Problem statement: List each line in which the string "this" appears.

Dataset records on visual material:
=====

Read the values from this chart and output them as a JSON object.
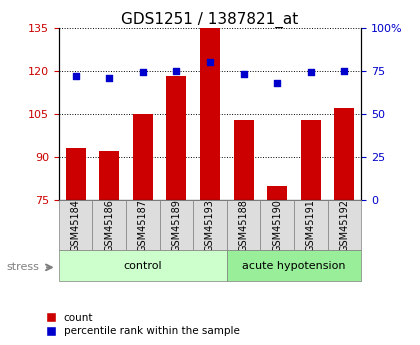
{
  "title": "GDS1251 / 1387821_at",
  "samples": [
    "GSM45184",
    "GSM45186",
    "GSM45187",
    "GSM45189",
    "GSM45193",
    "GSM45188",
    "GSM45190",
    "GSM45191",
    "GSM45192"
  ],
  "count_values": [
    93,
    92,
    105,
    118,
    135,
    103,
    80,
    103,
    107
  ],
  "percentile_values": [
    72,
    71,
    74,
    75,
    80,
    73,
    68,
    74,
    75
  ],
  "groups": [
    {
      "label": "control",
      "start": 0,
      "end": 5,
      "color": "#ccffcc"
    },
    {
      "label": "acute hypotension",
      "start": 5,
      "end": 9,
      "color": "#99ee99"
    }
  ],
  "ylim_left": [
    75,
    135
  ],
  "ylim_right": [
    0,
    100
  ],
  "yticks_left": [
    75,
    90,
    105,
    120,
    135
  ],
  "yticks_right": [
    0,
    25,
    50,
    75,
    100
  ],
  "bar_color": "#cc0000",
  "dot_color": "#0000cc",
  "bar_width": 0.6,
  "left_tick_color": "#cc0000",
  "right_tick_color": "#0000cc",
  "stress_label": "stress",
  "legend_count_label": "count",
  "legend_percentile_label": "percentile rank within the sample",
  "tick_label_bg": "#dddddd"
}
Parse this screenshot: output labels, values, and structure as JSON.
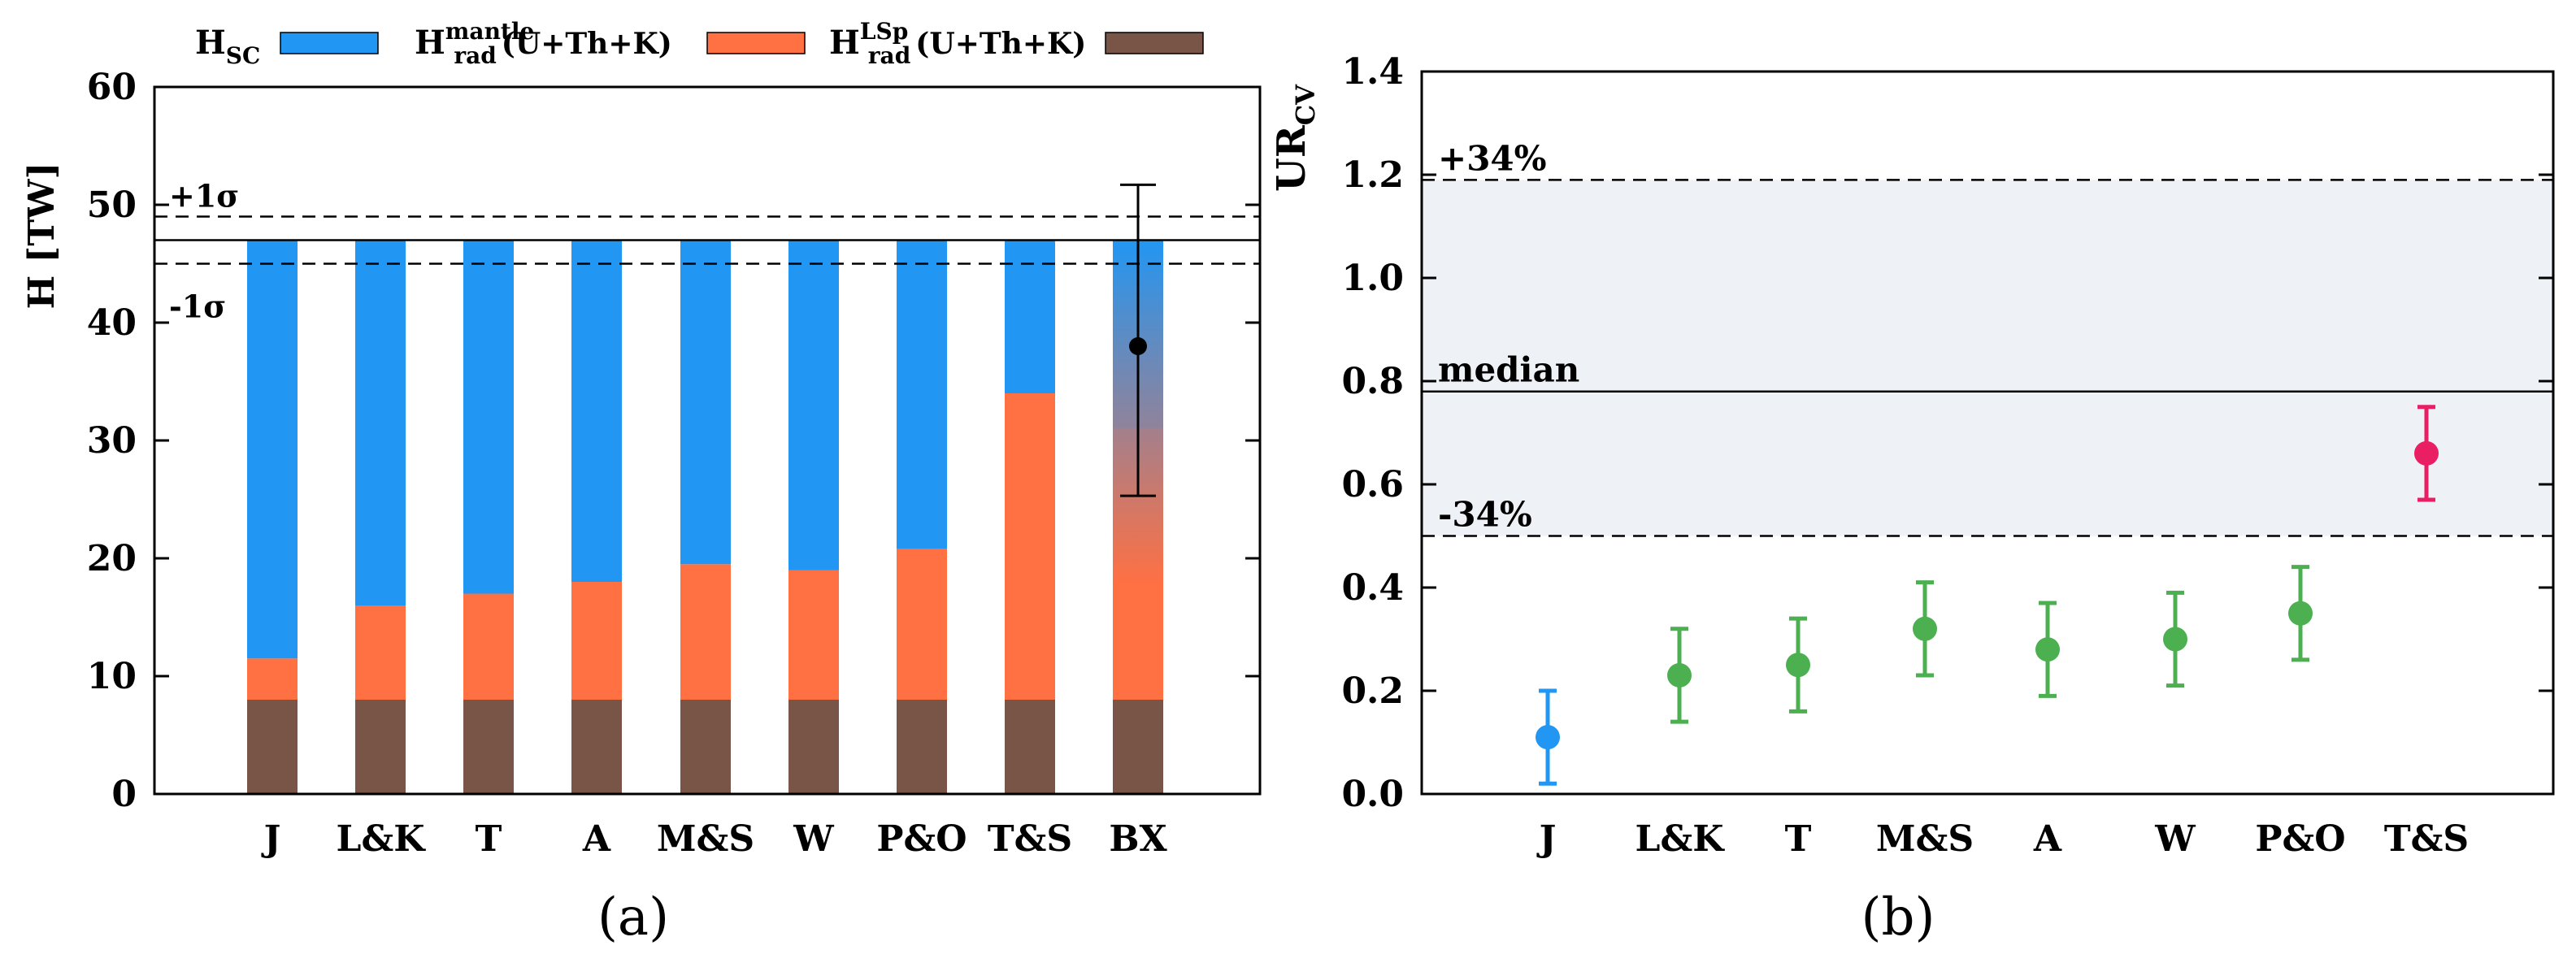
{
  "chart_data": [
    {
      "panel": "(a)",
      "type": "bar",
      "stacked": true,
      "title": "",
      "ylabel": "H [TW]",
      "ylim": [
        0,
        60
      ],
      "yticks": [
        0,
        10,
        20,
        30,
        40,
        50,
        60
      ],
      "categories": [
        "J",
        "L&K",
        "T",
        "A",
        "M&S",
        "W",
        "P&O",
        "T&S",
        "BX"
      ],
      "total": 47,
      "series": [
        {
          "name": "H_rad^LSp(U+Th+K)",
          "color": "#795548",
          "values": [
            8,
            8,
            8,
            8,
            8,
            8,
            8,
            8,
            8
          ]
        },
        {
          "name": "H_rad^mantle(U+Th+K)",
          "color": "#ff7043",
          "values": [
            3.5,
            8,
            9,
            10,
            11.5,
            11,
            12.8,
            26,
            23
          ]
        },
        {
          "name": "H_SC",
          "color": "#2196f3",
          "values": [
            35.5,
            31,
            30,
            29,
            27.5,
            28,
            26.2,
            13,
            16
          ]
        }
      ],
      "reference_lines": [
        {
          "label": "+1σ",
          "value": 49,
          "style": "dashed"
        },
        {
          "label": "",
          "value": 47,
          "style": "solid"
        },
        {
          "label": "-1σ",
          "value": 45,
          "style": "dashed"
        }
      ],
      "point": {
        "category": "BX",
        "value": 38,
        "err_low": 25.3,
        "err_high": 51.7
      },
      "legend": [
        {
          "main": "H",
          "sub": "SC",
          "sup": "",
          "suffix": "",
          "color": "#2196f3"
        },
        {
          "main": "H",
          "sub": "rad",
          "sup": "mantle",
          "suffix": "(U+Th+K)",
          "color": "#ff7043"
        },
        {
          "main": "H",
          "sub": "rad",
          "sup": "LSp",
          "suffix": "(U+Th+K)",
          "color": "#795548"
        }
      ]
    },
    {
      "panel": "(b)",
      "type": "scatter",
      "title": "",
      "ylabel_main": "UR",
      "ylabel_sub": "CV",
      "ylim": [
        0,
        1.4
      ],
      "yticks": [
        "0.0",
        "0.2",
        "0.4",
        "0.6",
        "0.8",
        "1.0",
        "1.2",
        "1.4"
      ],
      "categories": [
        "J",
        "L&K",
        "T",
        "M&S",
        "A",
        "W",
        "P&O",
        "T&S"
      ],
      "points": [
        {
          "category": "J",
          "value": 0.11,
          "low": 0.02,
          "high": 0.2,
          "color": "#2196f3"
        },
        {
          "category": "L&K",
          "value": 0.23,
          "low": 0.14,
          "high": 0.32,
          "color": "#4caf50"
        },
        {
          "category": "T",
          "value": 0.25,
          "low": 0.16,
          "high": 0.34,
          "color": "#4caf50"
        },
        {
          "category": "M&S",
          "value": 0.32,
          "low": 0.23,
          "high": 0.41,
          "color": "#4caf50"
        },
        {
          "category": "A",
          "value": 0.28,
          "low": 0.19,
          "high": 0.37,
          "color": "#4caf50"
        },
        {
          "category": "W",
          "value": 0.3,
          "low": 0.21,
          "high": 0.39,
          "color": "#4caf50"
        },
        {
          "category": "P&O",
          "value": 0.35,
          "low": 0.26,
          "high": 0.44,
          "color": "#4caf50"
        },
        {
          "category": "T&S",
          "value": 0.66,
          "low": 0.57,
          "high": 0.75,
          "color": "#e91e63"
        }
      ],
      "band": {
        "low": 0.5,
        "high": 1.19,
        "color": "#eef2f6"
      },
      "reference_lines": [
        {
          "label": "+34%",
          "value": 1.19,
          "style": "dashed"
        },
        {
          "label": "median",
          "value": 0.78,
          "style": "solid"
        },
        {
          "label": "-34%",
          "value": 0.5,
          "style": "dashed"
        }
      ]
    }
  ]
}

=====

The completed task:
Read the values from this chart and output them as a JSON object.
Parse this screenshot: output labels, values, and structure as JSON.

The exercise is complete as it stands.